##### DATA PROVIDED

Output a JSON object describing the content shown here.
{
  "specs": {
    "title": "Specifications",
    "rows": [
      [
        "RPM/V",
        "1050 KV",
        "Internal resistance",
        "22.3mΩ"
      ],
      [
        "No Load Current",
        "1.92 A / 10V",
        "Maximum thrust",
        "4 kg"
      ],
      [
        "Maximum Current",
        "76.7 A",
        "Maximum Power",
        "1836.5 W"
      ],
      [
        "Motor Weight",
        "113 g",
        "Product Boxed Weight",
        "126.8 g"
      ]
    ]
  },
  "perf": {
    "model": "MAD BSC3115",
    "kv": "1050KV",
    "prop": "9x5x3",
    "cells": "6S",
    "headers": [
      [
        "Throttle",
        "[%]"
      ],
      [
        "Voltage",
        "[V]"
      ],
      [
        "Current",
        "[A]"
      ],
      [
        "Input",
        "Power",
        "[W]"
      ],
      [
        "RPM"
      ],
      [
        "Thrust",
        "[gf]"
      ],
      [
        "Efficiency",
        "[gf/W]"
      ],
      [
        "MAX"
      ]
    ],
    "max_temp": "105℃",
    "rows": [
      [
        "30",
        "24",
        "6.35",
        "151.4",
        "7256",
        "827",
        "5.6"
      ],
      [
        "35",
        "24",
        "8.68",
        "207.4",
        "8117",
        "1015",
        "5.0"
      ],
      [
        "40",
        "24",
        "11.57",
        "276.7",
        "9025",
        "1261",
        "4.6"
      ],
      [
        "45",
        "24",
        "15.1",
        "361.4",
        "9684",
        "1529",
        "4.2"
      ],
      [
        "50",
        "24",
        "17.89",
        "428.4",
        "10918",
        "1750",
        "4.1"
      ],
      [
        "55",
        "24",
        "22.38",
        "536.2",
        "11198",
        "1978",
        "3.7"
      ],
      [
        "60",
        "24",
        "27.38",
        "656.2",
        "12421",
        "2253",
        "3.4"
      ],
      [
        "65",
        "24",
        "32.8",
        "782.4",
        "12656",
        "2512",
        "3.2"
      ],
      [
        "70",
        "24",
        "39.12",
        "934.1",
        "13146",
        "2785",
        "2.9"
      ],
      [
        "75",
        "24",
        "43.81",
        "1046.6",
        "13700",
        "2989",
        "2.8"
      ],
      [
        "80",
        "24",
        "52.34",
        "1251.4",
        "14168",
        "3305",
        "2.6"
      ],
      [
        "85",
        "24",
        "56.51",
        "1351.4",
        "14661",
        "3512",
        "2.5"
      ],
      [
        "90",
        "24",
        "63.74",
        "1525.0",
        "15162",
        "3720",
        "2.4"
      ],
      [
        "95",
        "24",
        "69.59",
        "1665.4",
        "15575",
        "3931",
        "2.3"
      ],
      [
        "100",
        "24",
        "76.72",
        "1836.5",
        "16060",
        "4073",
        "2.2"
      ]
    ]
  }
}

##########

WHAT NEEDS TO BE DONE ▸ Each line of the listing should be echoed back exactly.

WRITTEN REPLY ▸
Output a JSON object describing the content shown here.
{
  "specs": {
    "title": "Specifications",
    "rows": [
      [
        "RPM/V",
        "1050 KV",
        "Internal resistance",
        "22.3mΩ"
      ],
      [
        "No Load Current",
        "1.92 A / 10V",
        "Maximum thrust",
        "4 kg"
      ],
      [
        "Maximum Current",
        "76.7 A",
        "Maximum Power",
        "1836.5 W"
      ],
      [
        "Motor Weight",
        "113 g",
        "Product Boxed Weight",
        "126.8 g"
      ]
    ]
  },
  "perf": {
    "model": "MAD BSC3115",
    "kv": "1050KV",
    "prop": "9x5x3",
    "cells": "6S",
    "headers": [
      [
        "Throttle",
        "[%]"
      ],
      [
        "Voltage",
        "[V]"
      ],
      [
        "Current",
        "[A]"
      ],
      [
        "Input",
        "Power",
        "[W]"
      ],
      [
        "RPM"
      ],
      [
        "Thrust",
        "[gf]"
      ],
      [
        "Efficiency",
        "[gf/W]"
      ],
      [
        "MAX"
      ]
    ],
    "max_temp": "105℃",
    "rows": [
      [
        "30",
        "24",
        "6.35",
        "151.4",
        "7256",
        "827",
        "5.6"
      ],
      [
        "35",
        "24",
        "8.68",
        "207.4",
        "8117",
        "1015",
        "5.0"
      ],
      [
        "40",
        "24",
        "11.57",
        "276.7",
        "9025",
        "1261",
        "4.6"
      ],
      [
        "45",
        "24",
        "15.1",
        "361.4",
        "9684",
        "1529",
        "4.2"
      ],
      [
        "50",
        "24",
        "17.89",
        "428.4",
        "10918",
        "1750",
        "4.1"
      ],
      [
        "55",
        "24",
        "22.38",
        "536.2",
        "11198",
        "1978",
        "3.7"
      ],
      [
        "60",
        "24",
        "27.38",
        "656.2",
        "12421",
        "2253",
        "3.4"
      ],
      [
        "65",
        "24",
        "32.8",
        "782.4",
        "12656",
        "2512",
        "3.2"
      ],
      [
        "70",
        "24",
        "39.12",
        "934.1",
        "13146",
        "2785",
        "2.9"
      ],
      [
        "75",
        "24",
        "43.81",
        "1046.6",
        "13700",
        "2989",
        "2.8"
      ],
      [
        "80",
        "24",
        "52.34",
        "1251.4",
        "14168",
        "3305",
        "2.6"
      ],
      [
        "85",
        "24",
        "56.51",
        "1351.4",
        "14661",
        "3512",
        "2.5"
      ],
      [
        "90",
        "24",
        "63.74",
        "1525.0",
        "15162",
        "3720",
        "2.4"
      ],
      [
        "95",
        "24",
        "69.59",
        "1665.4",
        "15575",
        "3931",
        "2.3"
      ],
      [
        "100",
        "24",
        "76.72",
        "1836.5",
        "16060",
        "4073",
        "2.2"
      ]
    ]
  }
}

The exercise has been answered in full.